* **Instruction**: Could you write out the rows again, from the start of the rows through the line containing "chevron-right-icon[interactable]: › — [47, 361, 57, 371]" (that line included), replacing "sound-button" with "audio-button" and leaving everything else unchanged?

Layout annotation rows:
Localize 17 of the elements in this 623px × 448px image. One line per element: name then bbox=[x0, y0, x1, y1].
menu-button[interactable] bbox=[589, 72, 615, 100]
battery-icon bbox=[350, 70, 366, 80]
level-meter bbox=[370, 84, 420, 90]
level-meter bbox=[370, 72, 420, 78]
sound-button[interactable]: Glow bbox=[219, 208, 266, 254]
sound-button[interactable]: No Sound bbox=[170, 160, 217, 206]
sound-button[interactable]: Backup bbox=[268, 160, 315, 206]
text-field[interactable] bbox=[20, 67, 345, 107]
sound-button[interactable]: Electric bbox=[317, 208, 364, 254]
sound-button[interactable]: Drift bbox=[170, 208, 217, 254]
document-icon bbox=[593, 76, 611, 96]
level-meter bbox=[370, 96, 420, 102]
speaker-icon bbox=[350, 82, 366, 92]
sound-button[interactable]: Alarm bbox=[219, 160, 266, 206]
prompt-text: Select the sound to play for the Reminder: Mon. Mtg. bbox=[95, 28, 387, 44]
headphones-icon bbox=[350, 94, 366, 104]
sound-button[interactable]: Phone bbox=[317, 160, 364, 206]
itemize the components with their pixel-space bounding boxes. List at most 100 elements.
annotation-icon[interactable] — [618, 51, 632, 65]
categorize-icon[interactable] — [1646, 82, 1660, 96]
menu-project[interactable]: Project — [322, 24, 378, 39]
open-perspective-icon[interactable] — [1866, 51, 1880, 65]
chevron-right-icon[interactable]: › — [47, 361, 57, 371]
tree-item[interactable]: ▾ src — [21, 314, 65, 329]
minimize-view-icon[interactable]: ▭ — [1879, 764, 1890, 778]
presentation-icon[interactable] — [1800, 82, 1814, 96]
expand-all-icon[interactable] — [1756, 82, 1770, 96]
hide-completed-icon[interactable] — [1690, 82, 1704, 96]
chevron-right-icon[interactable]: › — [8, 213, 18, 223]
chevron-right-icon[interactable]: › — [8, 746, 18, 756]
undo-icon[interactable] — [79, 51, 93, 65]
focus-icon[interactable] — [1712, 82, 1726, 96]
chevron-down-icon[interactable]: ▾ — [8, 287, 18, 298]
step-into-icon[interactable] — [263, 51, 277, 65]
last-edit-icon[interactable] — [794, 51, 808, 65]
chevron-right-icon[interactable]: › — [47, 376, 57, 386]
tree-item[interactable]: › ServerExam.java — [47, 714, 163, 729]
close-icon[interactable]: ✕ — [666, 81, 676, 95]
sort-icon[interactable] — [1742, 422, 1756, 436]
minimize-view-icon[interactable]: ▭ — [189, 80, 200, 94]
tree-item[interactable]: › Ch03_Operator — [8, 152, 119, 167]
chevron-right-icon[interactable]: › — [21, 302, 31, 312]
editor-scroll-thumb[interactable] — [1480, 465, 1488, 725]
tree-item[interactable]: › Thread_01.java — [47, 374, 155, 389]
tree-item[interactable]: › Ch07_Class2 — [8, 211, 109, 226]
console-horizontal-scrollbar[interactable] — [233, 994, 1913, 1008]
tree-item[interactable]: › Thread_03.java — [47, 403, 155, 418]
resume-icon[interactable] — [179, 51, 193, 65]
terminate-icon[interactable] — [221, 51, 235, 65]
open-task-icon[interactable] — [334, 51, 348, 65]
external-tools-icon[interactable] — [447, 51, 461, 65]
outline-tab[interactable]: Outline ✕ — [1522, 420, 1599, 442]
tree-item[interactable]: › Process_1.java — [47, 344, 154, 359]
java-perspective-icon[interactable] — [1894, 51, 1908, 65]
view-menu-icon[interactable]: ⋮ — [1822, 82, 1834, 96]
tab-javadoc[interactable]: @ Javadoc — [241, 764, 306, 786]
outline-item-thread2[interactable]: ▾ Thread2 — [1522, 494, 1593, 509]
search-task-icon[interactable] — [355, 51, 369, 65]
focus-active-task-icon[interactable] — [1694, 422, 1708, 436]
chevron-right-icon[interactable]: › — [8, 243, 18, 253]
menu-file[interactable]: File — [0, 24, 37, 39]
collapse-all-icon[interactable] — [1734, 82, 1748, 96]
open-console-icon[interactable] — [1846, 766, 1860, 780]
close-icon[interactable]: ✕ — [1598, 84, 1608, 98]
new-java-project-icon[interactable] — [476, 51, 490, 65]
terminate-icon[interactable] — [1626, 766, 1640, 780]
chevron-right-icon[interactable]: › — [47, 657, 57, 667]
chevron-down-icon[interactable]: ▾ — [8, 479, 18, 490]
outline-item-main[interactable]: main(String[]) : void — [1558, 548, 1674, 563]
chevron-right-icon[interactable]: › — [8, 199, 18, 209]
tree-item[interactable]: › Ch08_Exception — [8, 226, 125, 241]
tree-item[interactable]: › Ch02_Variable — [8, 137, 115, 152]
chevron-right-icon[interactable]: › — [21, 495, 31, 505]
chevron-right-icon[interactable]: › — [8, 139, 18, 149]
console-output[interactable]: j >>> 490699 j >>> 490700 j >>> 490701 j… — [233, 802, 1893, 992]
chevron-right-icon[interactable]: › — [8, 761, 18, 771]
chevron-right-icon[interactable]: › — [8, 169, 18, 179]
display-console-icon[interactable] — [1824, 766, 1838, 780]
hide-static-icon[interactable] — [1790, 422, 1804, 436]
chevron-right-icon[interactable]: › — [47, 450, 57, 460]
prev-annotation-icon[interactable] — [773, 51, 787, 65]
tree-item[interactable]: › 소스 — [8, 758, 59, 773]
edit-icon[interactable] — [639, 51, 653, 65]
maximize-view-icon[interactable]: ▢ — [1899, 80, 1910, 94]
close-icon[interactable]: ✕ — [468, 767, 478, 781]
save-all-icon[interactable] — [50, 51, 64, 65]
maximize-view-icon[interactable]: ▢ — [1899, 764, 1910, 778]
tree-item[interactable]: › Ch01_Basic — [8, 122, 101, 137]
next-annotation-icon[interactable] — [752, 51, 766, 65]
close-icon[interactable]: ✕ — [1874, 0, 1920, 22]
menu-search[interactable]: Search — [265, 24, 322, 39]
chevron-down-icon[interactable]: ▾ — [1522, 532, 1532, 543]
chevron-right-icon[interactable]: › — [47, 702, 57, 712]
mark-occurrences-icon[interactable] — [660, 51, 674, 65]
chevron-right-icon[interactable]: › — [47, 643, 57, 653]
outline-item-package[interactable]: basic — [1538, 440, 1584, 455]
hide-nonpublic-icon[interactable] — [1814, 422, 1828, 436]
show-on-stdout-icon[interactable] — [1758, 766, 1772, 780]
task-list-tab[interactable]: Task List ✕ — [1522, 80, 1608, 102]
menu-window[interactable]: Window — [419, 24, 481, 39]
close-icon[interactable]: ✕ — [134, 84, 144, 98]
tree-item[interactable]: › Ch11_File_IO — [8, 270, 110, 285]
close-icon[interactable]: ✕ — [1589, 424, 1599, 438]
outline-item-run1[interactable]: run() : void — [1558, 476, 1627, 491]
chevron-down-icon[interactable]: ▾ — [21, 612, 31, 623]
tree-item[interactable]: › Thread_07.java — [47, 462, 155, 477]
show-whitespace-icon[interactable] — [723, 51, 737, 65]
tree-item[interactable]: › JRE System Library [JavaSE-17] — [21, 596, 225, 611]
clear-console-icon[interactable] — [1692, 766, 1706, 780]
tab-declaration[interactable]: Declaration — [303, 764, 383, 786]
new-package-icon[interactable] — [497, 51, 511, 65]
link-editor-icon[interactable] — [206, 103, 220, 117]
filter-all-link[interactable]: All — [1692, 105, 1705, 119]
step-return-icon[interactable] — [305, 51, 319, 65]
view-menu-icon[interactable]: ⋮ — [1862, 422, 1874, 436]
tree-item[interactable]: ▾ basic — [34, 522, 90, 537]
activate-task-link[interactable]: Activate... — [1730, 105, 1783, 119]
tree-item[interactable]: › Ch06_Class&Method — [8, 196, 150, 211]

* **Answer for this exercise**:
Localize 17 of the elements in this 623px × 448px image. One line per element: name then bbox=[x0, y0, x1, y1].
menu-button[interactable] bbox=[589, 72, 615, 100]
battery-icon bbox=[350, 70, 366, 80]
level-meter bbox=[370, 84, 420, 90]
level-meter bbox=[370, 72, 420, 78]
audio-button[interactable]: Glow bbox=[219, 208, 266, 254]
audio-button[interactable]: No Sound bbox=[170, 160, 217, 206]
audio-button[interactable]: Backup bbox=[268, 160, 315, 206]
text-field[interactable] bbox=[20, 67, 345, 107]
audio-button[interactable]: Electric bbox=[317, 208, 364, 254]
audio-button[interactable]: Drift bbox=[170, 208, 217, 254]
document-icon bbox=[593, 76, 611, 96]
level-meter bbox=[370, 96, 420, 102]
speaker-icon bbox=[350, 82, 366, 92]
audio-button[interactable]: Alarm bbox=[219, 160, 266, 206]
prompt-text: Select the sound to play for the Reminder: Mon. Mtg. bbox=[95, 28, 387, 44]
headphones-icon bbox=[350, 94, 366, 104]
audio-button[interactable]: Phone bbox=[317, 160, 364, 206]
itemize the components with their pixel-space bounding boxes. List at most 100 elements.
annotation-icon[interactable] — [618, 51, 632, 65]
categorize-icon[interactable] — [1646, 82, 1660, 96]
menu-project[interactable]: Project — [322, 24, 378, 39]
open-perspective-icon[interactable] — [1866, 51, 1880, 65]
chevron-right-icon[interactable]: › — [47, 361, 57, 371]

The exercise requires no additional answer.